• To be done
In the entries below, identify every line with the string "this" and copy it.

********

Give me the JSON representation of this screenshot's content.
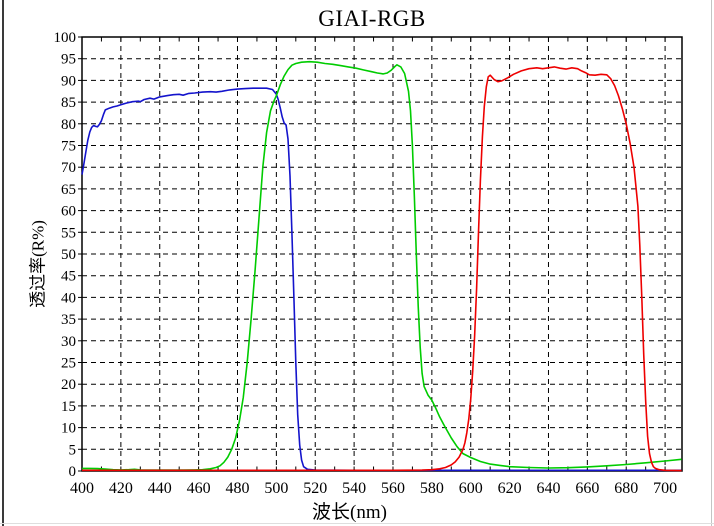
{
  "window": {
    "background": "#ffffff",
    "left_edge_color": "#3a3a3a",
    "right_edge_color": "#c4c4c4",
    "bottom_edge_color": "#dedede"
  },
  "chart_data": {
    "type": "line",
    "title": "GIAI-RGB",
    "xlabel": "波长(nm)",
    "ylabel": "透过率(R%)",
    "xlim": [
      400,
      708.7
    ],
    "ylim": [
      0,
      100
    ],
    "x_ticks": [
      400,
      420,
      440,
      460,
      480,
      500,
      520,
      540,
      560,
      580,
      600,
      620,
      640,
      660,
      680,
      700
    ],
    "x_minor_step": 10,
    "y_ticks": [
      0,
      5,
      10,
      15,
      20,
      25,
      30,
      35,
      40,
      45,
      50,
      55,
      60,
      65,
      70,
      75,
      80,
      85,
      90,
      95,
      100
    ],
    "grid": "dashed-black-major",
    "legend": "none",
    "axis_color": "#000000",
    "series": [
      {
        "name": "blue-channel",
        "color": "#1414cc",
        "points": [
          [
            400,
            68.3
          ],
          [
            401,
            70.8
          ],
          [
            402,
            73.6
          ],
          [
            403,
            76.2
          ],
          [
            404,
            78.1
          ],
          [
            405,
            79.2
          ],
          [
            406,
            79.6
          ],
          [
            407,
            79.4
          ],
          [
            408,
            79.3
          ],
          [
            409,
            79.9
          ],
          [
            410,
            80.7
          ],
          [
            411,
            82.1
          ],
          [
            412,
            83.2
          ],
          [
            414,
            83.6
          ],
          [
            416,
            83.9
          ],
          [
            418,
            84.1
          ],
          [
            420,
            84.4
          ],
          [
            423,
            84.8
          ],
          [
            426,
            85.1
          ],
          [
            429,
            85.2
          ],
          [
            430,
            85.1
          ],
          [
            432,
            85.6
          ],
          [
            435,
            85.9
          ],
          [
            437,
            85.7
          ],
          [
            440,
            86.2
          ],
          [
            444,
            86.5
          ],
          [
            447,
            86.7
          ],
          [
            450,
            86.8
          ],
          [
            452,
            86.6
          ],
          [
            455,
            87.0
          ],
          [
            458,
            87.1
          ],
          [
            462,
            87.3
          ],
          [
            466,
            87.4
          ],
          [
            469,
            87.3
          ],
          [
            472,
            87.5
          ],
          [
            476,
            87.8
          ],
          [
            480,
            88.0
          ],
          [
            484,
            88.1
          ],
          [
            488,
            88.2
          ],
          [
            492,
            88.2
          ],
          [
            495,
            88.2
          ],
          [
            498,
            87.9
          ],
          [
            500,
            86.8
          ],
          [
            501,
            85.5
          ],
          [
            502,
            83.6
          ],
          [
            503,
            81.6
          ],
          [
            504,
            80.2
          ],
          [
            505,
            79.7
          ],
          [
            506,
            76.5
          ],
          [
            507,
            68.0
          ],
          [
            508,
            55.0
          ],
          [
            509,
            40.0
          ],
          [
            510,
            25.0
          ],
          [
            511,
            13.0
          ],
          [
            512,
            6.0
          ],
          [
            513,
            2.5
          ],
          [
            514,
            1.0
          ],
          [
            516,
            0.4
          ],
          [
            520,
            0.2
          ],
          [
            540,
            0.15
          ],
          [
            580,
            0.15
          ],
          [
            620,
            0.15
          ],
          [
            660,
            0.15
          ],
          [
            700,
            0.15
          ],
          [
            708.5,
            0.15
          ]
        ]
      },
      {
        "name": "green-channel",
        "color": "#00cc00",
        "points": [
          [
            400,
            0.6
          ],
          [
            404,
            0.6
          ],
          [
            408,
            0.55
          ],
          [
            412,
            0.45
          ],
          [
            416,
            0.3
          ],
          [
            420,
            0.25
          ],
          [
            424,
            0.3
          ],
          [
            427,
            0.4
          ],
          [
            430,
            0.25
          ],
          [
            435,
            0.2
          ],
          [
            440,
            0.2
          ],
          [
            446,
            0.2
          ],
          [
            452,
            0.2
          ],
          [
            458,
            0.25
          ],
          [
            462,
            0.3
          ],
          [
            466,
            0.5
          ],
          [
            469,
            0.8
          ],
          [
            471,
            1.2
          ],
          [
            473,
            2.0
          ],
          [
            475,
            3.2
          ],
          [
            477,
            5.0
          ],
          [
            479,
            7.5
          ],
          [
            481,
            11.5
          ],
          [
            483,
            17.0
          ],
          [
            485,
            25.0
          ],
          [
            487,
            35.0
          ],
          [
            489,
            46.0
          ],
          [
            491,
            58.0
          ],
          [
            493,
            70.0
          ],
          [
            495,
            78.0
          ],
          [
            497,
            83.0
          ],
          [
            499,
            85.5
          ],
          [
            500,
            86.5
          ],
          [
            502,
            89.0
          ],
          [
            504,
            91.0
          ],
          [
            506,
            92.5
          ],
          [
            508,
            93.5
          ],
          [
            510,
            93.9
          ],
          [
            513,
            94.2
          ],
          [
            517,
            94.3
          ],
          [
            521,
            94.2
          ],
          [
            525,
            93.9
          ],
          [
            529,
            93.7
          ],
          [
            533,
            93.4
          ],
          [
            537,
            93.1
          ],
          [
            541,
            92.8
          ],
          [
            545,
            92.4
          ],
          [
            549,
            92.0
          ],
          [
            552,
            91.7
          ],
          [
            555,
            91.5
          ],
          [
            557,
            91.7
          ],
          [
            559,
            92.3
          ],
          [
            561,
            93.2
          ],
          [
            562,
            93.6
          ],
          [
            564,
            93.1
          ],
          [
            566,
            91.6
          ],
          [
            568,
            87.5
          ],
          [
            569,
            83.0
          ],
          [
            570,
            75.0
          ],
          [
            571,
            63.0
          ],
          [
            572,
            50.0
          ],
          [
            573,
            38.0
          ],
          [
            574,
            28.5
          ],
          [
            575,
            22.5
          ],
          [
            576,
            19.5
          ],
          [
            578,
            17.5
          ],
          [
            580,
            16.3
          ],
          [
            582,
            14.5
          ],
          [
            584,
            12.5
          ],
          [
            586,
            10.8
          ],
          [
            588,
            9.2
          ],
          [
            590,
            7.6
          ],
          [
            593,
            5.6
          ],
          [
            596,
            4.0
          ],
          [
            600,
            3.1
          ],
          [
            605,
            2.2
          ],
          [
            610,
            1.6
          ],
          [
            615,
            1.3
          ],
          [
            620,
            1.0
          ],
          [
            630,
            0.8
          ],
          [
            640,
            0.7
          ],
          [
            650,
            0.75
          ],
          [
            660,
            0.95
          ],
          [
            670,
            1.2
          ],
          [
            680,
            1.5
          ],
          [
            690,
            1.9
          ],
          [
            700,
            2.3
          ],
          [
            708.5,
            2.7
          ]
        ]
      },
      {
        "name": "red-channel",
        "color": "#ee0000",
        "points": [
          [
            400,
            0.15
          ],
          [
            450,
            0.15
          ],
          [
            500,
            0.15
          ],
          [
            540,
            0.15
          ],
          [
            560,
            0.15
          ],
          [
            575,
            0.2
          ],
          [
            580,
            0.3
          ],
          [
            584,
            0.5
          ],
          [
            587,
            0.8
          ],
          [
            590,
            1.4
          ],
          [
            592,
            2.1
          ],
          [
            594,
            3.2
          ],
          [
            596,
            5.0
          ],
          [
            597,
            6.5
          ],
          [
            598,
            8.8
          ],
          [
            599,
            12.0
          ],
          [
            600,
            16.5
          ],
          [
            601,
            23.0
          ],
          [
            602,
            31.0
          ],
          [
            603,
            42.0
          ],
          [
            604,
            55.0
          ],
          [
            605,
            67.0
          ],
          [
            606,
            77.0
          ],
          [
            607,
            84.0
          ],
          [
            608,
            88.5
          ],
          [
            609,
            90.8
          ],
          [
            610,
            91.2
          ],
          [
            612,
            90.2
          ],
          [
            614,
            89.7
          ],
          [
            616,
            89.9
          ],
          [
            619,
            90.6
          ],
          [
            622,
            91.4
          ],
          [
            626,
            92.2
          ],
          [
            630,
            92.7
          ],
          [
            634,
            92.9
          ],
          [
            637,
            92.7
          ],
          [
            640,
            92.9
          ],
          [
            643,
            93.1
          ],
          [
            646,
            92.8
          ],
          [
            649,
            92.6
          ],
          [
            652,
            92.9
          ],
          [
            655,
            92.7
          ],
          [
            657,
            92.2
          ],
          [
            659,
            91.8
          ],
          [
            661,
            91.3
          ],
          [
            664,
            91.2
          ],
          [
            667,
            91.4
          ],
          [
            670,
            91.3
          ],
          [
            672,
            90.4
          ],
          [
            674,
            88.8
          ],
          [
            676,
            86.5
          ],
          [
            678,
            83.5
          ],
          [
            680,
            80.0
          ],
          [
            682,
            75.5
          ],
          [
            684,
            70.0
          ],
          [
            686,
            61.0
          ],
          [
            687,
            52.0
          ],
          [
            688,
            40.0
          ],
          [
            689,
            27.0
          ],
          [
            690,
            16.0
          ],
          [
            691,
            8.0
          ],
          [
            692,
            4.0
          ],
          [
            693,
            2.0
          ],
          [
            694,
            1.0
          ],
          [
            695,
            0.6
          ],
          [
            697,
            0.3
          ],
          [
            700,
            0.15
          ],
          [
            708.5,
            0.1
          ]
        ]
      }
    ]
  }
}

********

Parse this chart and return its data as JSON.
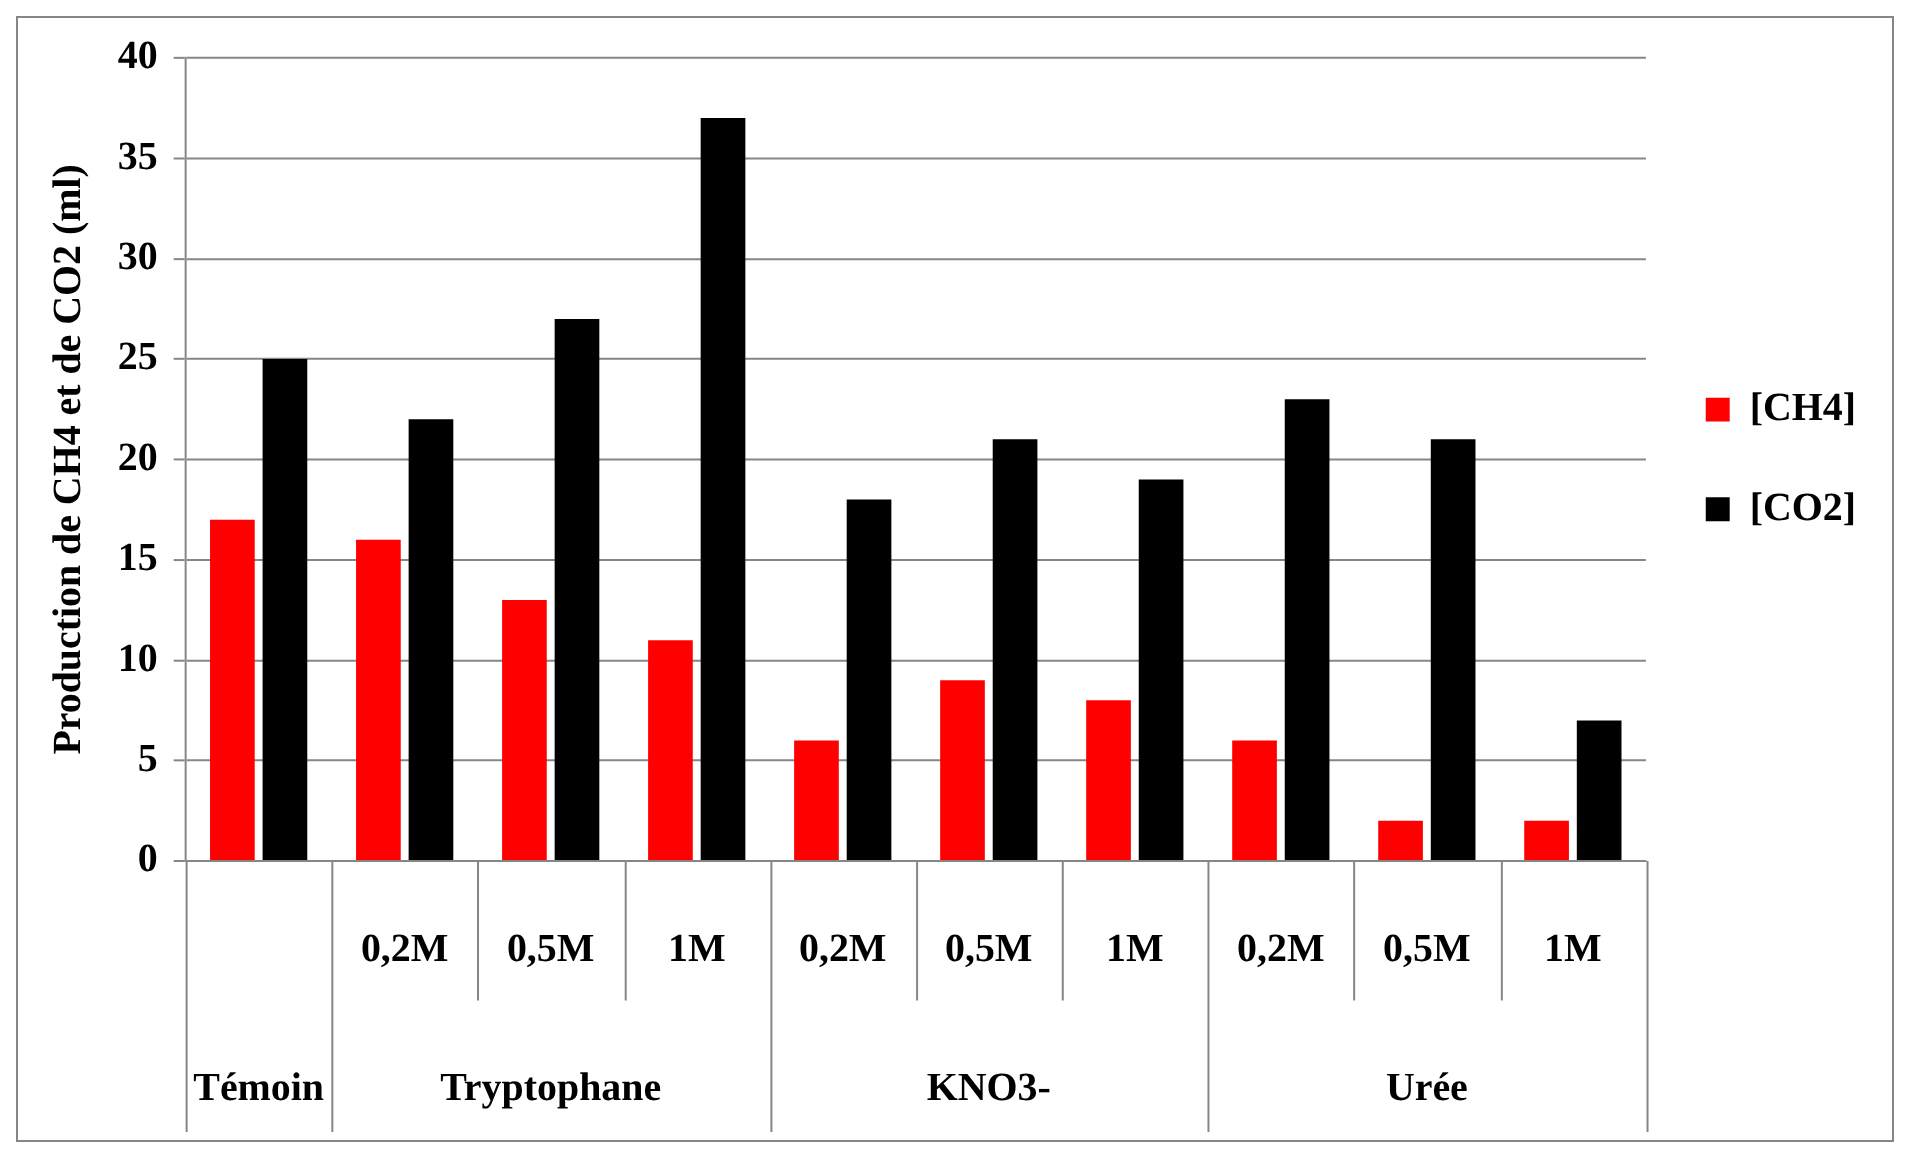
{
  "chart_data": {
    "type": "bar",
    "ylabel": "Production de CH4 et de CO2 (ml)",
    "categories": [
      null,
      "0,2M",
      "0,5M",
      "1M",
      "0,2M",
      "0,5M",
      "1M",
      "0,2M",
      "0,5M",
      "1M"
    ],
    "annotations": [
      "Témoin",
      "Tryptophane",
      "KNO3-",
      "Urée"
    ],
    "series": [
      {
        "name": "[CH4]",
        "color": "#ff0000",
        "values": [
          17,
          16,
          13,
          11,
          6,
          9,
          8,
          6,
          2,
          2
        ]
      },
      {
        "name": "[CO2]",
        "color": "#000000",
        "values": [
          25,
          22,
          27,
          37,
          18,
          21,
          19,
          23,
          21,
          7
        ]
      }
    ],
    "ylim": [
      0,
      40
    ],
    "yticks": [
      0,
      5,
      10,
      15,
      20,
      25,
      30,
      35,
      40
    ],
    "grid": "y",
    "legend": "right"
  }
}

********

• Expected answer
Give me the JSON representation of this screenshot's content.
Parse this chart and return its data as JSON.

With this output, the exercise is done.